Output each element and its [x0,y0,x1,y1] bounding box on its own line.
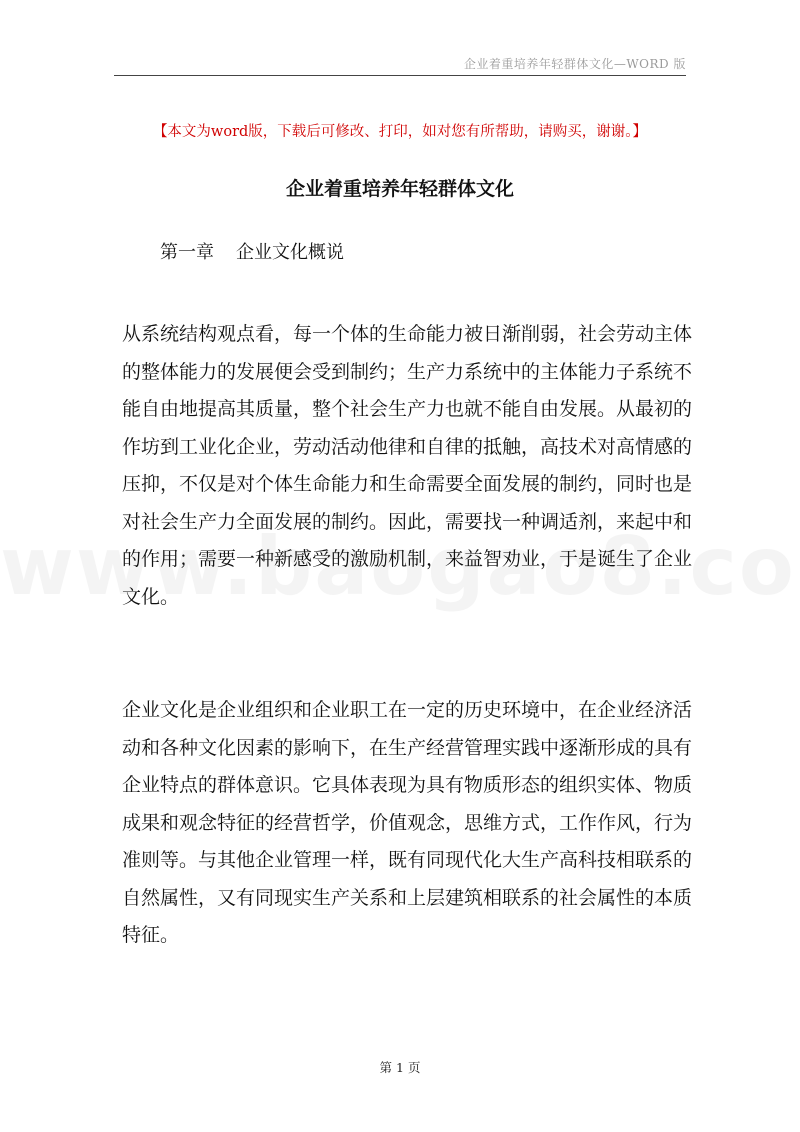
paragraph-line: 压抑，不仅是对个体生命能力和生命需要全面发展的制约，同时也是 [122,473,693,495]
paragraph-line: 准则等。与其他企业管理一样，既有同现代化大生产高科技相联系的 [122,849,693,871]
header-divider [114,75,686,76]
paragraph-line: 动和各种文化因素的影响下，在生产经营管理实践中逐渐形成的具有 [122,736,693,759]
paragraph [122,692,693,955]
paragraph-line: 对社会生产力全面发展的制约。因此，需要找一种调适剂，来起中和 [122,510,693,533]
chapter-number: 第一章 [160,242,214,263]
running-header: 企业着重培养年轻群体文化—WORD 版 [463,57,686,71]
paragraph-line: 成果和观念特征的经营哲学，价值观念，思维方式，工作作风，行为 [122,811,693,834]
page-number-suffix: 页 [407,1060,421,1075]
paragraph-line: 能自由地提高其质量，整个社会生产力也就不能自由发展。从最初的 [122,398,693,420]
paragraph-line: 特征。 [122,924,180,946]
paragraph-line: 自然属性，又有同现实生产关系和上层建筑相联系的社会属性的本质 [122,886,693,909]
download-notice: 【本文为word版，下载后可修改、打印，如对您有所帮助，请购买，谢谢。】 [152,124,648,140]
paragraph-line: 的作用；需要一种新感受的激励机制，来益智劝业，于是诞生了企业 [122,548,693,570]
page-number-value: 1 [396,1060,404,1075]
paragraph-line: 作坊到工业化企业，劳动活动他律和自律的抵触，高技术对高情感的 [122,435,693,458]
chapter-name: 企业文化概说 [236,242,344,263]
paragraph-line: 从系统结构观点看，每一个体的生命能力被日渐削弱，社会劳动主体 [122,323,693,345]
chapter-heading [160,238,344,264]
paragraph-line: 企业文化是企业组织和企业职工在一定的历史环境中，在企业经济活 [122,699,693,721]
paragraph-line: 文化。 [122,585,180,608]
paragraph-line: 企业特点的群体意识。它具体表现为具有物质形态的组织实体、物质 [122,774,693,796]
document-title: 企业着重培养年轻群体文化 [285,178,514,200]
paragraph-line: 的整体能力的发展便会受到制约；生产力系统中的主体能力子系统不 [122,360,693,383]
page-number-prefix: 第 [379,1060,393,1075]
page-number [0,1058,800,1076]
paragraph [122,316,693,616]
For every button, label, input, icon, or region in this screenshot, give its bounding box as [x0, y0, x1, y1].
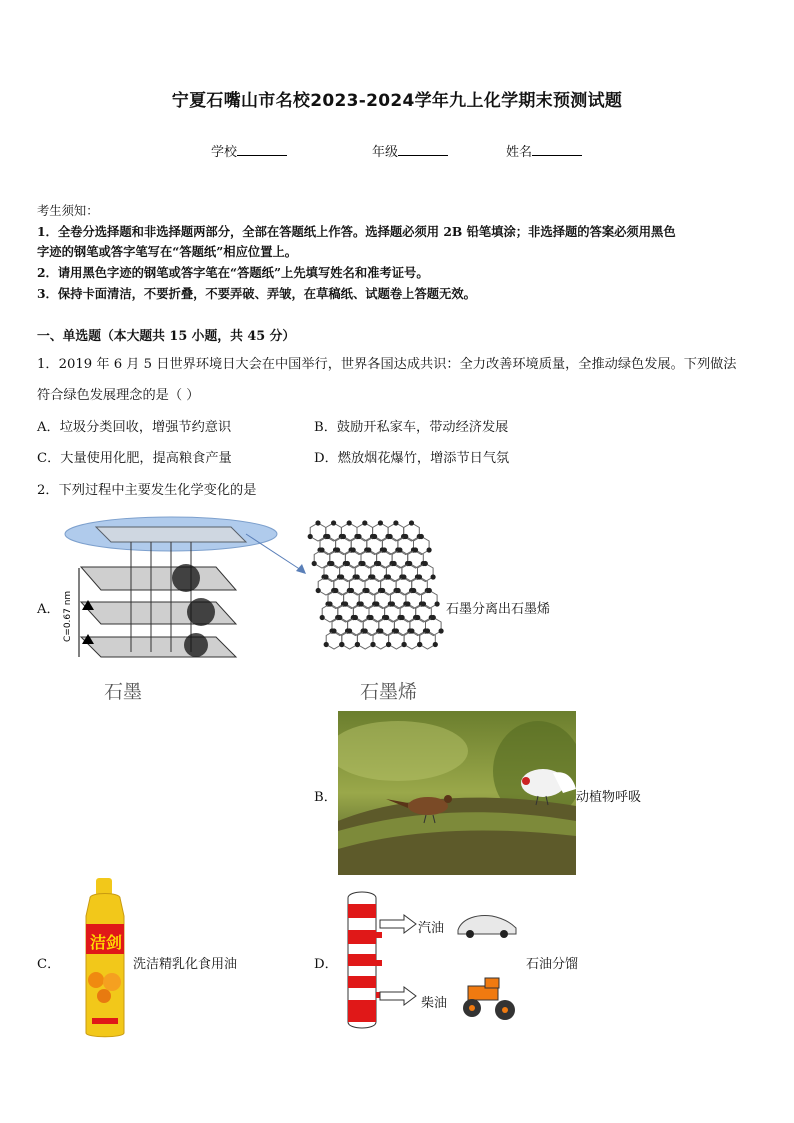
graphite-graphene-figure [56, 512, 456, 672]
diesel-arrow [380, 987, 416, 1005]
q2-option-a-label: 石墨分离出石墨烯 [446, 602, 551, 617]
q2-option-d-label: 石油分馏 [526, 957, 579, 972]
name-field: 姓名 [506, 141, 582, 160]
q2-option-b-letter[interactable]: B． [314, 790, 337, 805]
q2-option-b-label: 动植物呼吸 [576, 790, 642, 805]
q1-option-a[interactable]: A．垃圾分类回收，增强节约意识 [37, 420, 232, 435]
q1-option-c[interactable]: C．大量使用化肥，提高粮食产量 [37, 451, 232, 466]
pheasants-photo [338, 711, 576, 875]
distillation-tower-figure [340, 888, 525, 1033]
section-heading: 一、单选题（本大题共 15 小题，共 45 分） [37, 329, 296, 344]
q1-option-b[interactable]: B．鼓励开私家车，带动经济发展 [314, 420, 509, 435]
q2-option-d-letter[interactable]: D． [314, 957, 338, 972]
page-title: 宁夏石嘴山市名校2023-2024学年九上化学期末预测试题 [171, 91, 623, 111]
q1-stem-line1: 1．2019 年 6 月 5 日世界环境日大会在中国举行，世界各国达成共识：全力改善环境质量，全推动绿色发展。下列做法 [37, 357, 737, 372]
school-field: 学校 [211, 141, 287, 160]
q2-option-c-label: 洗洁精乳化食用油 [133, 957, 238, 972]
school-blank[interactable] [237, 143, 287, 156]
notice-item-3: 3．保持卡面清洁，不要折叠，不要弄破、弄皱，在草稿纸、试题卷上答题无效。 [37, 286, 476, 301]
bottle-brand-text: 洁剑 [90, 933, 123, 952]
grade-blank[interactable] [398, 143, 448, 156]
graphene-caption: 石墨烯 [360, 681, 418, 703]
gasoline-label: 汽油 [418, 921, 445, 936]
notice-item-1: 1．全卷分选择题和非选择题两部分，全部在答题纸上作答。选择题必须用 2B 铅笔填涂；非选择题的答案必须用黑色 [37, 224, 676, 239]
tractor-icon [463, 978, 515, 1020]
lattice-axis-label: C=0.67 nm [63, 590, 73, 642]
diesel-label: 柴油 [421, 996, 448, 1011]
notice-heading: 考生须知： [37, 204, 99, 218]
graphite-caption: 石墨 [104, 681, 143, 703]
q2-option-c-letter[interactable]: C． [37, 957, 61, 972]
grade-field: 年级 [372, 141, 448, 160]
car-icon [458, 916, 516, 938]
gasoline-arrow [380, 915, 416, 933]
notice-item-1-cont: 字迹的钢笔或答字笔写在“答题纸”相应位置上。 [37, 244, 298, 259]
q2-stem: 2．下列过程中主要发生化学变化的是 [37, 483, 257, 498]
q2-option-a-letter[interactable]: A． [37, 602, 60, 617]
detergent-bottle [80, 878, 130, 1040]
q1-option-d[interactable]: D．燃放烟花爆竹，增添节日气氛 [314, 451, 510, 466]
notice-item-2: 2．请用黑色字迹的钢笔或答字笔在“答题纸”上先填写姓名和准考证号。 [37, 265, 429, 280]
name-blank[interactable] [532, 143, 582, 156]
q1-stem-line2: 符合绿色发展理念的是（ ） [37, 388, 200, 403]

== What needs to be done ==
Reproduce every record above line for line, without changing a single character, and leave out the pictures.

== Right answer ==
Output each element and its [x0,y0,x1,y1] bounding box on its own line.
paragraph-line: 压抑，不仅是对个体生命能力和生命需要全面发展的制约，同时也是 [122,473,693,495]
paragraph-line: 准则等。与其他企业管理一样，既有同现代化大生产高科技相联系的 [122,849,693,871]
header-divider [114,75,686,76]
paragraph-line: 动和各种文化因素的影响下，在生产经营管理实践中逐渐形成的具有 [122,736,693,759]
paragraph [122,692,693,955]
paragraph-line: 对社会生产力全面发展的制约。因此，需要找一种调适剂，来起中和 [122,510,693,533]
chapter-number: 第一章 [160,242,214,263]
running-header: 企业着重培养年轻群体文化—WORD 版 [463,57,686,71]
paragraph-line: 成果和观念特征的经营哲学，价值观念，思维方式，工作作风，行为 [122,811,693,834]
page-number-suffix: 页 [407,1060,421,1075]
paragraph-line: 能自由地提高其质量，整个社会生产力也就不能自由发展。从最初的 [122,398,693,420]
paragraph-line: 特征。 [122,924,180,946]
paragraph-line: 自然属性，又有同现实生产关系和上层建筑相联系的社会属性的本质 [122,886,693,909]
download-notice: 【本文为word版，下载后可修改、打印，如对您有所帮助，请购买，谢谢。】 [152,124,648,140]
paragraph-line: 的作用；需要一种新感受的激励机制，来益智劝业，于是诞生了企业 [122,548,693,570]
page-number-value: 1 [396,1060,404,1075]
paragraph-line: 作坊到工业化企业，劳动活动他律和自律的抵触，高技术对高情感的 [122,435,693,458]
chapter-name: 企业文化概说 [236,242,344,263]
paragraph-line: 从系统结构观点看，每一个体的生命能力被日渐削弱，社会劳动主体 [122,323,693,345]
chapter-heading [160,238,344,264]
paragraph-line: 企业文化是企业组织和企业职工在一定的历史环境中，在企业经济活 [122,699,693,721]
paragraph-line: 文化。 [122,585,180,608]
paragraph-line: 企业特点的群体意识。它具体表现为具有物质形态的组织实体、物质 [122,774,693,796]
document-title: 企业着重培养年轻群体文化 [285,178,514,200]
paragraph-line: 的整体能力的发展便会受到制约；生产力系统中的主体能力子系统不 [122,360,693,383]
page-number-prefix: 第 [379,1060,393,1075]
page-number [0,1058,800,1076]
paragraph [122,316,693,616]
For every button, label, input, icon, or region in this screenshot, give its bounding box as [x0, y0, x1, y1].
graphite-graphene-figure [56, 512, 456, 672]
diesel-arrow [380, 987, 416, 1005]
q2-option-a-label: 石墨分离出石墨烯 [446, 602, 551, 617]
q2-option-d-label: 石油分馏 [526, 957, 579, 972]
name-field: 姓名 [506, 141, 582, 160]
q2-option-b-letter[interactable]: B． [314, 790, 337, 805]
q2-option-b-label: 动植物呼吸 [576, 790, 642, 805]
q1-option-a[interactable]: A．垃圾分类回收，增强节约意识 [37, 420, 232, 435]
q1-option-c[interactable]: C．大量使用化肥，提高粮食产量 [37, 451, 232, 466]
pheasants-photo [338, 711, 576, 875]
distillation-tower-figure [340, 888, 525, 1033]
section-heading: 一、单选题（本大题共 15 小题，共 45 分） [37, 329, 296, 344]
q1-option-b[interactable]: B．鼓励开私家车，带动经济发展 [314, 420, 509, 435]
q2-option-d-letter[interactable]: D． [314, 957, 338, 972]
page-title: 宁夏石嘴山市名校2023-2024学年九上化学期末预测试题 [171, 91, 623, 111]
q1-stem-line1: 1．2019 年 6 月 5 日世界环境日大会在中国举行，世界各国达成共识：全力改善环境质量，全推动绿色发展。下列做法 [37, 357, 737, 372]
school-field: 学校 [211, 141, 287, 160]
q2-option-c-label: 洗洁精乳化食用油 [133, 957, 238, 972]
school-blank[interactable] [237, 143, 287, 156]
notice-item-3: 3．保持卡面清洁，不要折叠，不要弄破、弄皱，在草稿纸、试题卷上答题无效。 [37, 286, 476, 301]
bottle-brand-text: 洁剑 [90, 933, 123, 952]
grade-blank[interactable] [398, 143, 448, 156]
graphene-caption: 石墨烯 [360, 681, 418, 703]
gasoline-label: 汽油 [418, 921, 445, 936]
notice-item-1: 1．全卷分选择题和非选择题两部分，全部在答题纸上作答。选择题必须用 2B 铅笔填涂；非选择题的答案必须用黑色 [37, 224, 676, 239]
tractor-icon [463, 978, 515, 1020]
lattice-axis-label: C=0.67 nm [63, 590, 73, 642]
diesel-label: 柴油 [421, 996, 448, 1011]
notice-heading: 考生须知： [37, 204, 99, 218]
graphite-caption: 石墨 [104, 681, 143, 703]
q2-option-c-letter[interactable]: C． [37, 957, 61, 972]
grade-field: 年级 [372, 141, 448, 160]
car-icon [458, 916, 516, 938]
gasoline-arrow [380, 915, 416, 933]
notice-item-1-cont: 字迹的钢笔或答字笔写在“答题纸”相应位置上。 [37, 244, 298, 259]
q2-stem: 2．下列过程中主要发生化学变化的是 [37, 483, 257, 498]
q2-option-a-letter[interactable]: A． [37, 602, 60, 617]
detergent-bottle [80, 878, 130, 1040]
q1-option-d[interactable]: D．燃放烟花爆竹，增添节日气氛 [314, 451, 510, 466]
notice-item-2: 2．请用黑色字迹的钢笔或答字笔在“答题纸”上先填写姓名和准考证号。 [37, 265, 429, 280]
name-blank[interactable] [532, 143, 582, 156]
q1-stem-line2: 符合绿色发展理念的是（ ） [37, 388, 200, 403]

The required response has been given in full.